EXERCISE TASK: Can you lay out every line of the records below as a Markdown table with two columns, No. and Entry, numbering each row and omitting blank lines?

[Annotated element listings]
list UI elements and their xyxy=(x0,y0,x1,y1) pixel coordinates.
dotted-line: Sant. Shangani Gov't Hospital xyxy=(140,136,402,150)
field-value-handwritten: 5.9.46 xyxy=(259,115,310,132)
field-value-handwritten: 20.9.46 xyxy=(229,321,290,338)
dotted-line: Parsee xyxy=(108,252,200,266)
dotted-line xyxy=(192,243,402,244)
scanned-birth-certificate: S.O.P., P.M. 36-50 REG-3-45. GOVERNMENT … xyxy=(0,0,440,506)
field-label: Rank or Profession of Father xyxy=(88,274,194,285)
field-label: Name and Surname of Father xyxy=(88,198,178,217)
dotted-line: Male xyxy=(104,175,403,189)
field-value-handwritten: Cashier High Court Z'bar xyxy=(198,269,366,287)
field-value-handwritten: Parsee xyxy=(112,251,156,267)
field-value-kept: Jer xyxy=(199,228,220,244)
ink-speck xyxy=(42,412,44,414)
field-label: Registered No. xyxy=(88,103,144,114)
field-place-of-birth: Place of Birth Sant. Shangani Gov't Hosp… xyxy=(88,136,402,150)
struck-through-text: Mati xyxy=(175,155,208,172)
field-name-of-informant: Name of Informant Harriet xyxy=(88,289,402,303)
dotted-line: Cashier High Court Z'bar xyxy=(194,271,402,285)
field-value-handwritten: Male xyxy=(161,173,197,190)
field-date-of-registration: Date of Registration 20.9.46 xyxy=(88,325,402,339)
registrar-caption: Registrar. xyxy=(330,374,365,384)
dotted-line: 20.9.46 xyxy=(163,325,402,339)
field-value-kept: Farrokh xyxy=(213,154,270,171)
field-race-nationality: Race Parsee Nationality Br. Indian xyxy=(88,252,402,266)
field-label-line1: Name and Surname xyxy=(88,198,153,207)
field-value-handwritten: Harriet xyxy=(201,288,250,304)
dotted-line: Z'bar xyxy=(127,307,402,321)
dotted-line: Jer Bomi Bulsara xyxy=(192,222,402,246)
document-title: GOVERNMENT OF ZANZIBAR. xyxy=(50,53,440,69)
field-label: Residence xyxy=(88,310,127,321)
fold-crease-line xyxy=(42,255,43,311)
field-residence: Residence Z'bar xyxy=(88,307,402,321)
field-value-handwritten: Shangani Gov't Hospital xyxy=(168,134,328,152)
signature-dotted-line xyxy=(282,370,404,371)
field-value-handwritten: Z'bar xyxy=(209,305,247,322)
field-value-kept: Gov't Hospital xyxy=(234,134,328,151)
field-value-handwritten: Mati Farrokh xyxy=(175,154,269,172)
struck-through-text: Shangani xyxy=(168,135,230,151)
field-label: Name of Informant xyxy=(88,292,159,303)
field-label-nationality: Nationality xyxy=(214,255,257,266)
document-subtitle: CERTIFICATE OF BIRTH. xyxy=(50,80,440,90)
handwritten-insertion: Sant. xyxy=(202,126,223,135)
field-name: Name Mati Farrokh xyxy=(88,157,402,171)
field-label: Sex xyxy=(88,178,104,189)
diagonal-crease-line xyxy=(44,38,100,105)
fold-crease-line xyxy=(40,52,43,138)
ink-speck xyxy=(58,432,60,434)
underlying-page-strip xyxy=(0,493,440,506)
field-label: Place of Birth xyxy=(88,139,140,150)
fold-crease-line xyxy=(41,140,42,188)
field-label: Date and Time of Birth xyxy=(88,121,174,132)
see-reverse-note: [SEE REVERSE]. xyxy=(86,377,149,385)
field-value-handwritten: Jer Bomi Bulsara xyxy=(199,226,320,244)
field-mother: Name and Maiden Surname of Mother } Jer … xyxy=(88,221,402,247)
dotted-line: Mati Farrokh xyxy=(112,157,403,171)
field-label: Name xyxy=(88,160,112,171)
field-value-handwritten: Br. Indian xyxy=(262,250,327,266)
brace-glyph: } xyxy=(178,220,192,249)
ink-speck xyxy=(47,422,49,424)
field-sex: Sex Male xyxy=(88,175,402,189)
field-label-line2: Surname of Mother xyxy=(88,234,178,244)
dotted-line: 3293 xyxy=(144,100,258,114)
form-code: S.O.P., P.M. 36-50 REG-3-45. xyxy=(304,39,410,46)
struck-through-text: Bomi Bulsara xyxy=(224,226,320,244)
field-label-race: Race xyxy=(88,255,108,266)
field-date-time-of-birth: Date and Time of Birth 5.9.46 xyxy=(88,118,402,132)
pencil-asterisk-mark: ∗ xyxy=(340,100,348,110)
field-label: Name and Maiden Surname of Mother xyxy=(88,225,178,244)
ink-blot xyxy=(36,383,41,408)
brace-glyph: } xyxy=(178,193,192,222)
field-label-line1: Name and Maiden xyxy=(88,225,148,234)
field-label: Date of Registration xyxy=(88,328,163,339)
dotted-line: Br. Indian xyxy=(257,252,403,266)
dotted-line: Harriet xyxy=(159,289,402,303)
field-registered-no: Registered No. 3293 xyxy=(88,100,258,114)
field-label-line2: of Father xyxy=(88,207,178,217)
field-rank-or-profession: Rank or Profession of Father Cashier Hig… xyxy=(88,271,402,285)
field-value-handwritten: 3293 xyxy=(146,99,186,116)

FULL ANSWER:
| No. | Entry |
|---|---|
| 1 | list UI elements and their xyxy=(x0,y0,x1,y1) pixel coordinates. |
| 2 | dotted-line: Sant. Shangani Gov't Hospital xyxy=(140,136,402,150) |
| 3 | field-value-handwritten: 5.9.46 xyxy=(259,115,310,132) |
| 4 | field-value-handwritten: 20.9.46 xyxy=(229,321,290,338) |
| 5 | dotted-line: Parsee xyxy=(108,252,200,266) |
| 6 | dotted-line xyxy=(192,243,402,244) |
| 7 | scanned-birth-certificate: S.O.P., P.M. 36-50 REG-3-45. GOVERNMENT … xyxy=(0,0,440,506) |
| 8 | field-label: Rank or Profession of Father xyxy=(88,274,194,285) |
| 9 | field-label: Name and Surname of Father xyxy=(88,198,178,217) |
| 10 | dotted-line: Male xyxy=(104,175,403,189) |
| 11 | field-value-handwritten: Cashier High Court Z'bar xyxy=(198,269,366,287) |
| 12 | field-value-handwritten: Parsee xyxy=(112,251,156,267) |
| 13 | field-value-kept: Jer xyxy=(199,228,220,244) |
| 14 | ink-speck xyxy=(42,412,44,414) |
| 15 | field-label: Registered No. xyxy=(88,103,144,114) |
| 16 | field-place-of-birth: Place of Birth Sant. Shangani Gov't Hosp… xyxy=(88,136,402,150) |
| 17 | struck-through-text: Mati xyxy=(175,155,208,172) |
| 18 | field-name-of-informant: Name of Informant Harriet xyxy=(88,289,402,303) |
| 19 | dotted-line: Cashier High Court Z'bar xyxy=(194,271,402,285) |
| 20 | field-value-handwritten: Male xyxy=(161,173,197,190) |
| 21 | field-date-of-registration: Date of Registration 20.9.46 xyxy=(88,325,402,339) |
| 22 | registrar-caption: Registrar. xyxy=(330,374,365,384) |
| 23 | dotted-line: 20.9.46 xyxy=(163,325,402,339) |
| 24 | field-value-kept: Farrokh xyxy=(213,154,270,171) |
| 25 | field-race-nationality: Race Parsee Nationality Br. Indian xyxy=(88,252,402,266) |
| 26 | field-label-line1: Name and Surname xyxy=(88,198,153,207) |
| 27 | field-value-handwritten: Harriet xyxy=(201,288,250,304) |
| 28 | dotted-line: Z'bar xyxy=(127,307,402,321) |
| 29 | dotted-line: Jer Bomi Bulsara xyxy=(192,222,402,246) |
| 30 | document-title: GOVERNMENT OF ZANZIBAR. xyxy=(50,53,440,69) |
| 31 | field-label: Residence xyxy=(88,310,127,321) |
| 32 | fold-crease-line xyxy=(42,255,43,311) |
| 33 | field-residence: Residence Z'bar xyxy=(88,307,402,321) |
| 34 | field-value-handwritten: Shangani Gov't Hospital xyxy=(168,134,328,152) |
| 35 | signature-dotted-line xyxy=(282,370,404,371) |
| 36 | field-value-handwritten: Z'bar xyxy=(209,305,247,322) |
| 37 | field-value-kept: Gov't Hospital xyxy=(234,134,328,151) |
| 38 | field-value-handwritten: Mati Farrokh xyxy=(175,154,269,172) |
| 39 | struck-through-text: Shangani xyxy=(168,135,230,151) |
| 40 | field-label: Name of Informant xyxy=(88,292,159,303) |
| 41 | field-label-nationality: Nationality xyxy=(214,255,257,266) |
| 42 | document-subtitle: CERTIFICATE OF BIRTH. xyxy=(50,80,440,90) |
| 43 | handwritten-insertion: Sant. xyxy=(202,126,223,135) |
| 44 | field-name: Name Mati Farrokh xyxy=(88,157,402,171) |
| 45 | field-label: Sex xyxy=(88,178,104,189) |
| 46 | diagonal-crease-line xyxy=(44,38,100,105) |
| 47 | fold-crease-line xyxy=(40,52,43,138) |
| 48 | ink-speck xyxy=(58,432,60,434) |
| 49 | underlying-page-strip xyxy=(0,493,440,506) |
| 50 | field-label: Place of Birth xyxy=(88,139,140,150) |
| 51 | fold-crease-line xyxy=(41,140,42,188) |
| 52 | field-label: Date and Time of Birth xyxy=(88,121,174,132) |
| 53 | see-reverse-note: [SEE REVERSE]. xyxy=(86,377,149,385) |
| 54 | field-value-handwritten: Jer Bomi Bulsara xyxy=(199,226,320,244) |
| 55 | field-mother: Name and Maiden Surname of Mother } Jer … xyxy=(88,221,402,247) |
| 56 | dotted-line: Mati Farrokh xyxy=(112,157,403,171) |
| 57 | field-label: Name xyxy=(88,160,112,171) |
| 58 | field-value-handwritten: Br. Indian xyxy=(262,250,327,266) |
| 59 | brace-glyph: } xyxy=(178,220,192,249) |
| 60 | ink-speck xyxy=(47,422,49,424) |
| 61 | field-sex: Sex Male xyxy=(88,175,402,189) |
| 62 | field-label-line2: Surname of Mother xyxy=(88,234,178,244) |
| 63 | dotted-line: 3293 xyxy=(144,100,258,114) |
| 64 | form-code: S.O.P., P.M. 36-50 REG-3-45. xyxy=(304,39,410,46) |
| 65 | struck-through-text: Bomi Bulsara xyxy=(224,226,320,244) |
| 66 | field-label-race: Race xyxy=(88,255,108,266) |
| 67 | field-date-time-of-birth: Date and Time of Birth 5.9.46 xyxy=(88,118,402,132) |
| 68 | pencil-asterisk-mark: ∗ xyxy=(340,100,348,110) |
| 69 | field-label: Name and Maiden Surname of Mother xyxy=(88,225,178,244) |
| 70 | ink-blot xyxy=(36,383,41,408) |
| 71 | brace-glyph: } xyxy=(178,193,192,222) |
| 72 | field-label-line1: Name and Maiden xyxy=(88,225,148,234) |
| 73 | field-label: Date of Registration xyxy=(88,328,163,339) |
| 74 | dotted-line: Br. Indian xyxy=(257,252,403,266) |
| 75 | dotted-line: Harriet xyxy=(159,289,402,303) |
| 76 | field-registered-no: Registered No. 3293 xyxy=(88,100,258,114) |
| 77 | field-label-line2: of Father xyxy=(88,207,178,217) |
| 78 | field-rank-or-profession: Rank or Profession of Father Cashier Hig… xyxy=(88,271,402,285) |
| 79 | field-value-handwritten: 3293 xyxy=(146,99,186,116) |